Written request
Your task is to repeat the listing exactly.

* start *

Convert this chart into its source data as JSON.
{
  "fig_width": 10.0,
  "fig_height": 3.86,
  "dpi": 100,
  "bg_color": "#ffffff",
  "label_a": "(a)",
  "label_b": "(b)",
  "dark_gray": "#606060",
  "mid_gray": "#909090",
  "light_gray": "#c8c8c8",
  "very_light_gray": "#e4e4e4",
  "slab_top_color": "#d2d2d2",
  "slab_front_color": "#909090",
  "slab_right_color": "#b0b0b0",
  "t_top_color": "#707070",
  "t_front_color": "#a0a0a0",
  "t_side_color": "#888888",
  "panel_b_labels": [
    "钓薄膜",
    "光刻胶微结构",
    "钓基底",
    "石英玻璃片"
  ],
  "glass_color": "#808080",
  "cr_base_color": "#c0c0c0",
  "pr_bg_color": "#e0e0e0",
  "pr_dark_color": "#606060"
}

* end *

Finished task
Convert this chart into its source data as JSON.
{
  "fig_width": 10.0,
  "fig_height": 3.86,
  "dpi": 100,
  "bg_color": "#ffffff",
  "label_a": "(a)",
  "label_b": "(b)",
  "dark_gray": "#606060",
  "mid_gray": "#909090",
  "light_gray": "#c8c8c8",
  "very_light_gray": "#e4e4e4",
  "slab_top_color": "#d2d2d2",
  "slab_front_color": "#909090",
  "slab_right_color": "#b0b0b0",
  "t_top_color": "#707070",
  "t_front_color": "#a0a0a0",
  "t_side_color": "#888888",
  "panel_b_labels": [
    "钓薄膜",
    "光刻胶微结构",
    "钓基底",
    "石英玻璃片"
  ],
  "glass_color": "#808080",
  "cr_base_color": "#c0c0c0",
  "pr_bg_color": "#e0e0e0",
  "pr_dark_color": "#606060"
}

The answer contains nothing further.